■ **Problem to work on**:
Sift the material for lines containing "overlay", and return them.

■ **Exercise inputs**:
•••••

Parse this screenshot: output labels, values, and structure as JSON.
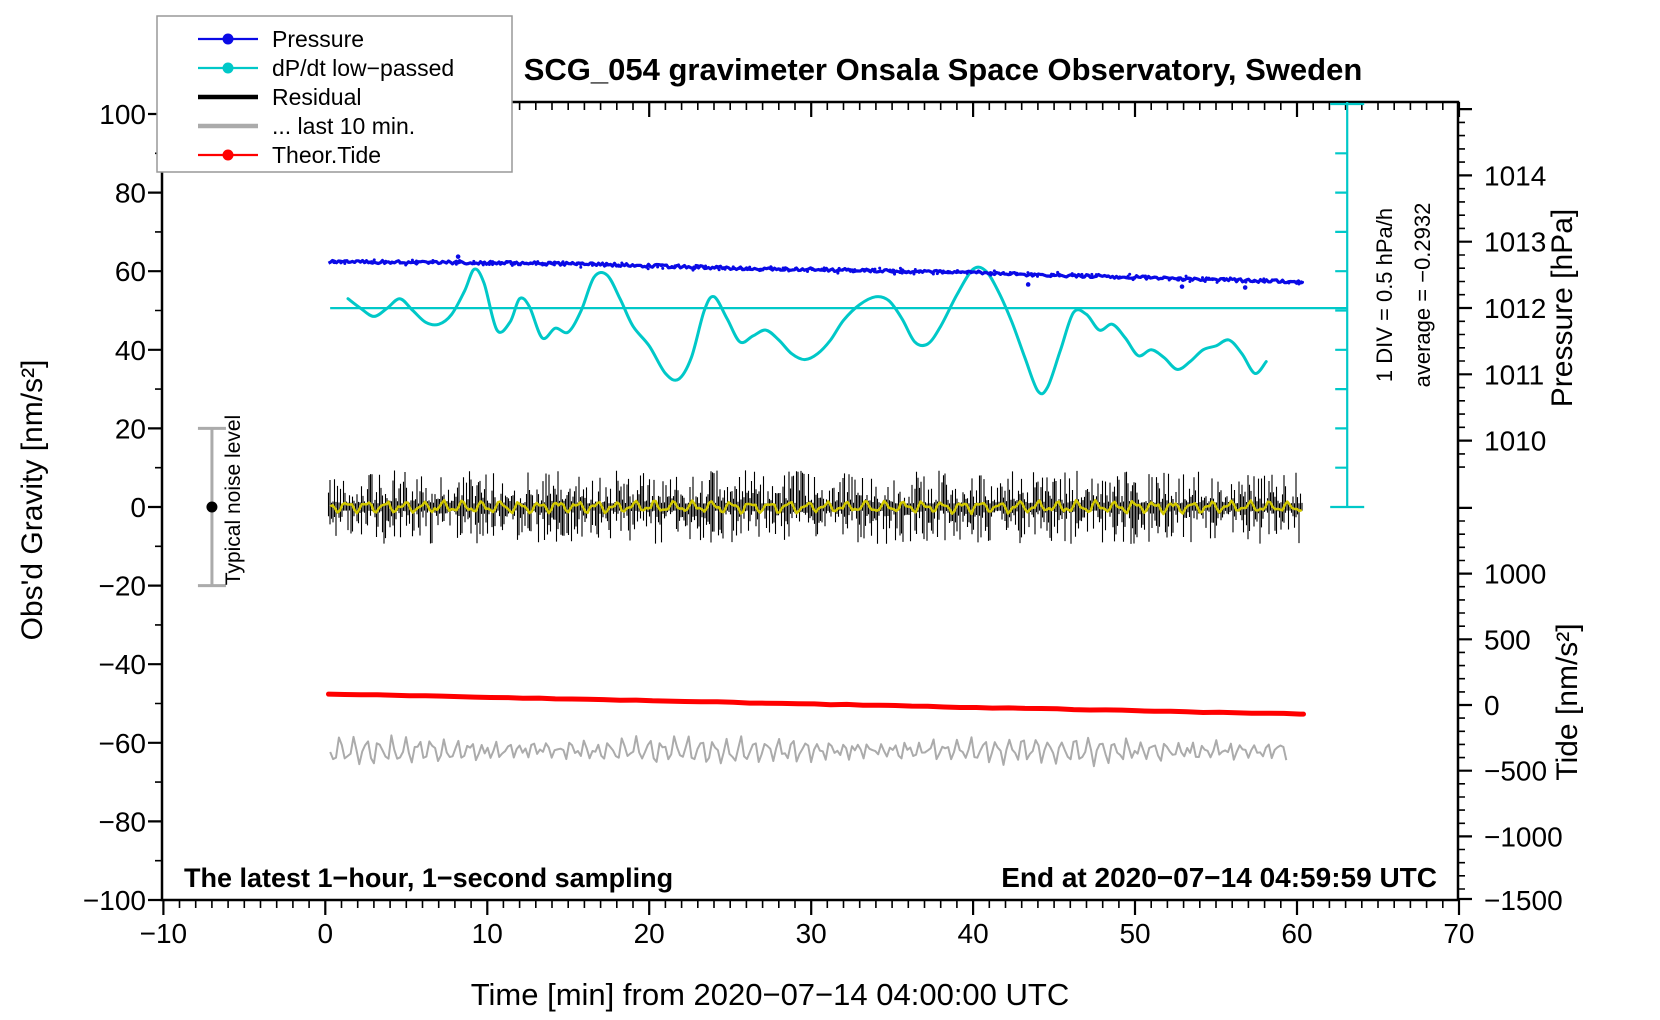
{
  "title": "SCG_054 gravimeter Onsala Space Observatory, Sweden",
  "annotations": {
    "sampling_note": "The latest 1−hour, 1−second sampling",
    "end_note": "End at 2020−07−14 04:59:59 UTC",
    "div_scale": "1 DIV = 0.5 hPa/h",
    "average": "average = −0.2932",
    "noise_label": "Typical noise level"
  },
  "colors": {
    "pressure": "#0A0AE6",
    "dpdt": "#00C8C8",
    "residual": "#000000",
    "residual_smooth": "#D2C800",
    "last10": "#ABABAB",
    "tide": "#FF0000",
    "noise_bar": "#ABABAB",
    "legend_border": "#999999",
    "frame": "#000000"
  },
  "legend": {
    "items": [
      {
        "label": "Pressure",
        "color": "#0A0AE6",
        "sample": "dot-line"
      },
      {
        "label": "dP/dt low−passed",
        "color": "#00C8C8",
        "sample": "dot-line"
      },
      {
        "label": "Residual",
        "color": "#000000",
        "sample": "thick-line"
      },
      {
        "label": "... last 10 min.",
        "color": "#ABABAB",
        "sample": "thick-line"
      },
      {
        "label": "Theor.Tide",
        "color": "#FF0000",
        "sample": "dot-line"
      }
    ]
  },
  "axes": {
    "x": {
      "title": "Time [min] from 2020−07−14 04:00:00 UTC",
      "range": [
        -10,
        70
      ],
      "major_ticks": [
        -10,
        0,
        10,
        20,
        30,
        40,
        50,
        60,
        70
      ],
      "minor_step": 1
    },
    "y_left": {
      "title": "Obs'd Gravity [nm/s²]",
      "range": [
        -100,
        100
      ],
      "major_ticks": [
        100,
        80,
        60,
        40,
        20,
        0,
        -20,
        -40,
        -60,
        -80,
        -100
      ],
      "minor_step": 10
    },
    "y_right_pressure": {
      "title": "Pressure [hPa]",
      "major_ticks": [
        1014,
        1013,
        1012,
        1011,
        1010
      ],
      "minor_step": 0.2
    },
    "y_right_tide": {
      "title": "Tide [nm/s²]",
      "major_ticks": [
        1000,
        500,
        0,
        -500,
        -1000,
        -1500
      ],
      "minor_step": 100
    }
  },
  "chart_data": {
    "type": "line",
    "title": "SCG_054 gravimeter Onsala Space Observatory, Sweden",
    "xlabel": "Time [min] from 2020−07−14 04:00:00 UTC",
    "xlim": [
      -10,
      70
    ],
    "gravity_ylim": [
      -100,
      100
    ],
    "grid": false,
    "legend_position": "top-left",
    "scale_bar": {
      "label": "1 DIV = 0.5 hPa/h",
      "time_position": 63.1,
      "gravity_span": [
        0,
        100
      ],
      "div_gravity_units": 10
    },
    "average_line": {
      "label": "average = −0.2932",
      "gravity_level": 50.6,
      "t_range": [
        0.3,
        63.1
      ]
    },
    "noise_bar": {
      "label": "Typical noise level",
      "time_position": -7,
      "center_gravity": 0,
      "half_range_gravity": 20
    },
    "series": [
      {
        "name": "Pressure",
        "axis": "pressure_hPa",
        "color": "#0A0AE6",
        "style": "noisy-line",
        "points": [
          [
            0.2,
            1012.7
          ],
          [
            5,
            1012.69
          ],
          [
            10,
            1012.68
          ],
          [
            14,
            1012.67
          ],
          [
            18,
            1012.65
          ],
          [
            22,
            1012.62
          ],
          [
            26,
            1012.6
          ],
          [
            30,
            1012.58
          ],
          [
            33,
            1012.57
          ],
          [
            36,
            1012.55
          ],
          [
            40,
            1012.54
          ],
          [
            44,
            1012.5
          ],
          [
            48,
            1012.48
          ],
          [
            52,
            1012.45
          ],
          [
            56,
            1012.42
          ],
          [
            60.4,
            1012.39
          ]
        ]
      },
      {
        "name": "dP/dt low−passed",
        "axis": "gravity_nms2",
        "color": "#00C8C8",
        "style": "smooth-line",
        "points": [
          [
            1.4,
            53
          ],
          [
            2.2,
            50.5
          ],
          [
            3.0,
            48.5
          ],
          [
            3.8,
            50.5
          ],
          [
            4.6,
            53
          ],
          [
            5.4,
            50
          ],
          [
            6.2,
            47
          ],
          [
            7.0,
            46.5
          ],
          [
            7.8,
            49
          ],
          [
            8.6,
            55
          ],
          [
            9.2,
            60.5
          ],
          [
            9.8,
            57
          ],
          [
            10.6,
            45
          ],
          [
            11.4,
            47
          ],
          [
            12.0,
            53
          ],
          [
            12.6,
            51
          ],
          [
            13.4,
            43
          ],
          [
            14.2,
            45.5
          ],
          [
            15.0,
            44.5
          ],
          [
            15.8,
            50
          ],
          [
            16.6,
            58.5
          ],
          [
            17.4,
            59
          ],
          [
            18.2,
            53
          ],
          [
            19.0,
            46
          ],
          [
            20.0,
            41
          ],
          [
            21.0,
            34
          ],
          [
            21.8,
            32.5
          ],
          [
            22.6,
            38
          ],
          [
            23.4,
            50
          ],
          [
            24.0,
            53.5
          ],
          [
            24.8,
            48
          ],
          [
            25.6,
            42
          ],
          [
            26.4,
            43.5
          ],
          [
            27.2,
            45
          ],
          [
            28.0,
            42.5
          ],
          [
            28.8,
            39
          ],
          [
            29.6,
            37.5
          ],
          [
            30.4,
            39
          ],
          [
            31.2,
            42.5
          ],
          [
            32.0,
            47.5
          ],
          [
            33.0,
            51.5
          ],
          [
            34.0,
            53.5
          ],
          [
            34.8,
            52.5
          ],
          [
            35.6,
            48
          ],
          [
            36.4,
            42
          ],
          [
            37.2,
            41.5
          ],
          [
            38.0,
            46
          ],
          [
            39.0,
            54
          ],
          [
            40.0,
            60.5
          ],
          [
            40.8,
            60
          ],
          [
            41.6,
            54.5
          ],
          [
            42.4,
            47
          ],
          [
            43.2,
            38
          ],
          [
            44.0,
            29.5
          ],
          [
            44.6,
            30.5
          ],
          [
            45.4,
            40
          ],
          [
            46.2,
            49.5
          ],
          [
            47.0,
            49
          ],
          [
            47.8,
            45
          ],
          [
            48.6,
            46.5
          ],
          [
            49.4,
            43
          ],
          [
            50.2,
            38.5
          ],
          [
            51.0,
            40
          ],
          [
            51.8,
            38
          ],
          [
            52.6,
            35
          ],
          [
            53.4,
            37
          ],
          [
            54.2,
            40
          ],
          [
            55.0,
            41
          ],
          [
            55.8,
            42.5
          ],
          [
            56.6,
            39
          ],
          [
            57.4,
            34
          ],
          [
            58.1,
            37
          ]
        ]
      },
      {
        "name": "Residual",
        "axis": "gravity_nms2",
        "color": "#000000",
        "style": "noise-band",
        "mean": 0,
        "typical_amplitude": 4,
        "max_spike": 9,
        "t_range": [
          0.2,
          60.4
        ]
      },
      {
        "name": "Residual low-passed overlay",
        "axis": "gravity_nms2",
        "color": "#D2C800",
        "style": "smooth-overlay",
        "mean": 0,
        "amplitude": 1.3,
        "t_range": [
          0.3,
          60.3
        ]
      },
      {
        "name": "... last 10 min.",
        "axis": "gravity_nms2",
        "color": "#ABABAB",
        "style": "wiggly-line",
        "mean": -62,
        "amplitude": 3.5,
        "t_range": [
          0.3,
          59.5
        ]
      },
      {
        "name": "Theor.Tide",
        "axis": "tide_nms2",
        "color": "#FF0000",
        "style": "thick-line",
        "points": [
          [
            0.2,
            84
          ],
          [
            10,
            59
          ],
          [
            20,
            33
          ],
          [
            30,
            8
          ],
          [
            40,
            -18
          ],
          [
            50,
            -44
          ],
          [
            60.4,
            -69
          ]
        ]
      }
    ]
  }
}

•••••

■ **Output of the task**:
        "name": "Residual low-passed overlay",
        "style": "smooth-overlay",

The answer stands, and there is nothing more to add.